··· Task inputs
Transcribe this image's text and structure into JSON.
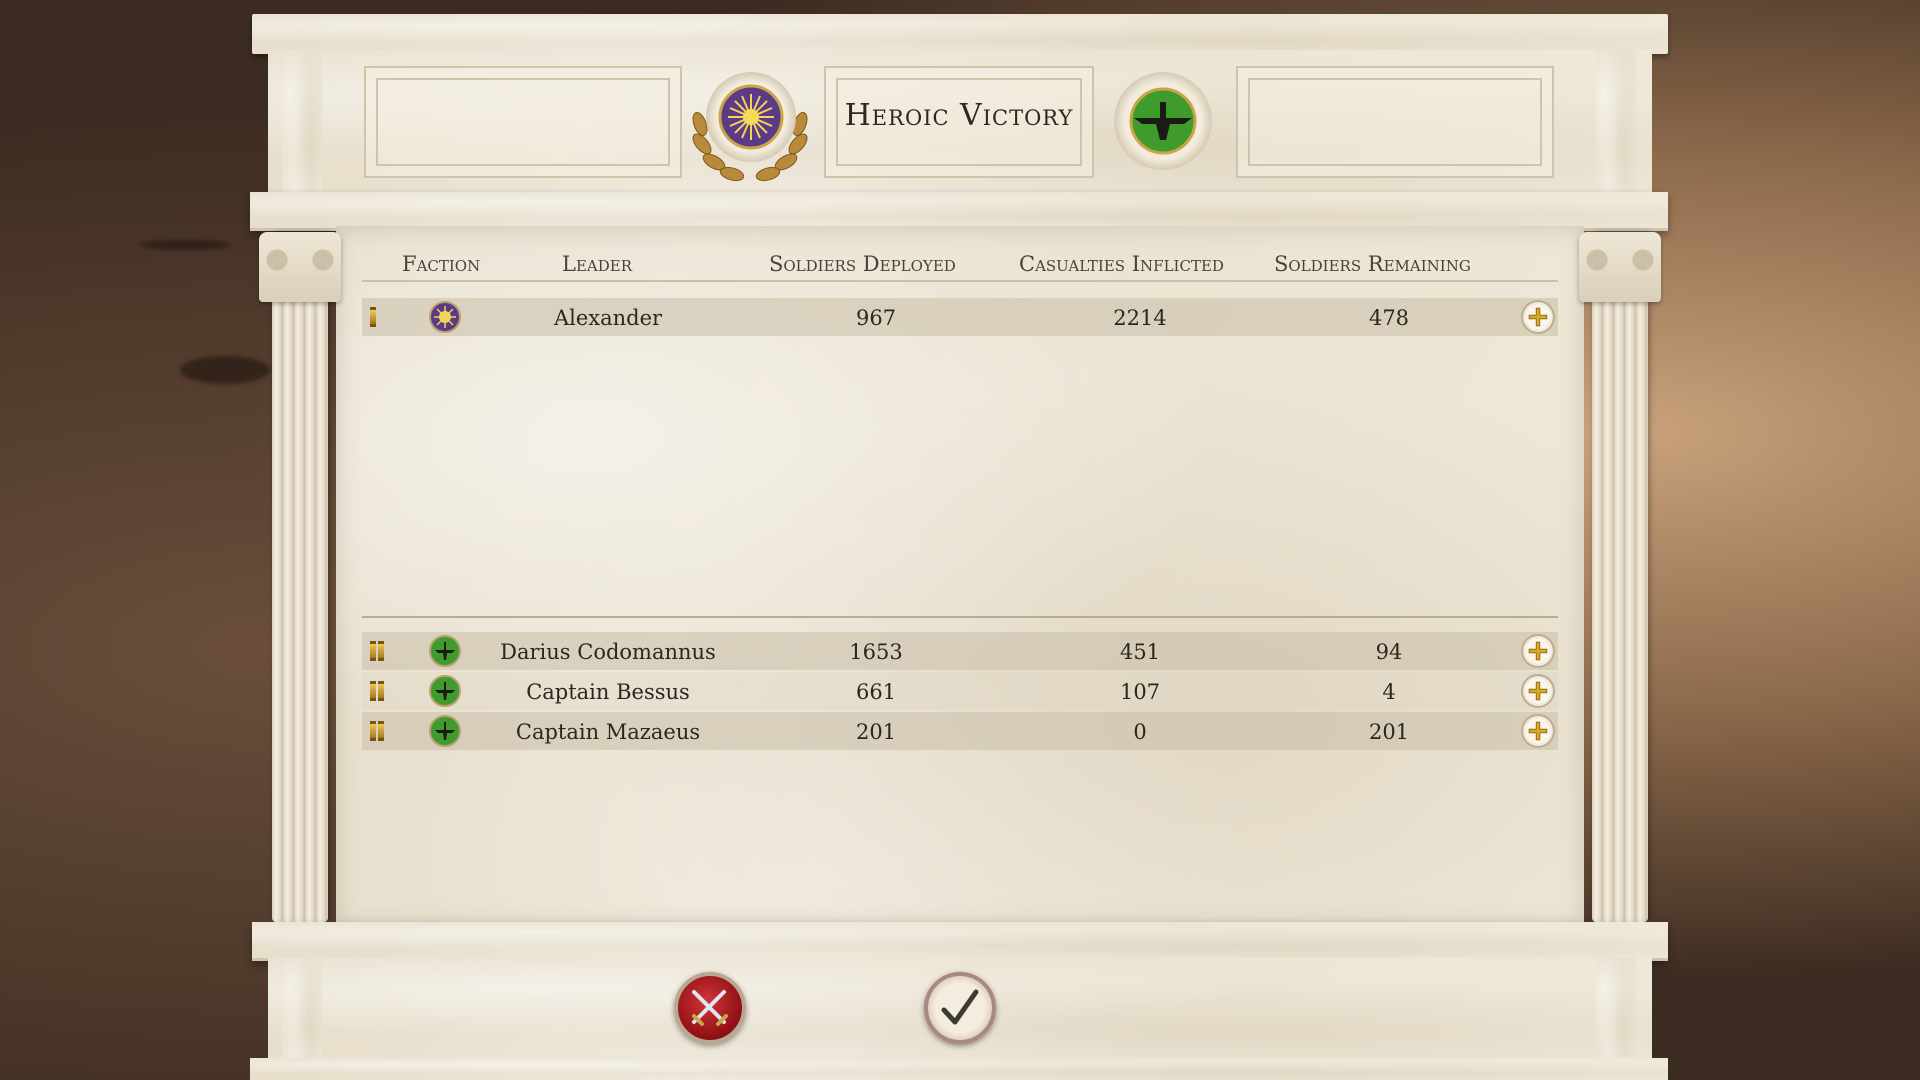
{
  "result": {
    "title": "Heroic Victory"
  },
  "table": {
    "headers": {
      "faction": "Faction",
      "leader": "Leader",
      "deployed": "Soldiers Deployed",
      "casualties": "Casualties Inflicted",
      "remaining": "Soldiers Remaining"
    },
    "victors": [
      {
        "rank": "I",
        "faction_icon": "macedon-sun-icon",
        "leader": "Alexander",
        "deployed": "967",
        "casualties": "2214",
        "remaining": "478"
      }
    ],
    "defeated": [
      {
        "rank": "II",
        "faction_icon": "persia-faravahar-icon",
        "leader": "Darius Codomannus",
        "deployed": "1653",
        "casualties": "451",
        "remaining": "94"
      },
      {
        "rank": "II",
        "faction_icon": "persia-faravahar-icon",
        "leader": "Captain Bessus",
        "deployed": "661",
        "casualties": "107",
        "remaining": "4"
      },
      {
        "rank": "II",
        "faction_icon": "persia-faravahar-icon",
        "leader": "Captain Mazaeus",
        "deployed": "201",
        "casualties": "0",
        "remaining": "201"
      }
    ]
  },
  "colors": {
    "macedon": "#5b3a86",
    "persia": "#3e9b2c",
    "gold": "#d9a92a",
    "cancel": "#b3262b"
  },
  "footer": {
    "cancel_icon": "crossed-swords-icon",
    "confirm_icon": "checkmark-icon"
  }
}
······
# [Objective]
Write out again every line above exactly as given; the pictures do not belong in the copy.

# [The solution]
Transcribe this image's text and structure into JSON.
{
  "result": {
    "title": "Heroic Victory"
  },
  "table": {
    "headers": {
      "faction": "Faction",
      "leader": "Leader",
      "deployed": "Soldiers Deployed",
      "casualties": "Casualties Inflicted",
      "remaining": "Soldiers Remaining"
    },
    "victors": [
      {
        "rank": "I",
        "faction_icon": "macedon-sun-icon",
        "leader": "Alexander",
        "deployed": "967",
        "casualties": "2214",
        "remaining": "478"
      }
    ],
    "defeated": [
      {
        "rank": "II",
        "faction_icon": "persia-faravahar-icon",
        "leader": "Darius Codomannus",
        "deployed": "1653",
        "casualties": "451",
        "remaining": "94"
      },
      {
        "rank": "II",
        "faction_icon": "persia-faravahar-icon",
        "leader": "Captain Bessus",
        "deployed": "661",
        "casualties": "107",
        "remaining": "4"
      },
      {
        "rank": "II",
        "faction_icon": "persia-faravahar-icon",
        "leader": "Captain Mazaeus",
        "deployed": "201",
        "casualties": "0",
        "remaining": "201"
      }
    ]
  },
  "colors": {
    "macedon": "#5b3a86",
    "persia": "#3e9b2c",
    "gold": "#d9a92a",
    "cancel": "#b3262b"
  },
  "footer": {
    "cancel_icon": "crossed-swords-icon",
    "confirm_icon": "checkmark-icon"
  }
}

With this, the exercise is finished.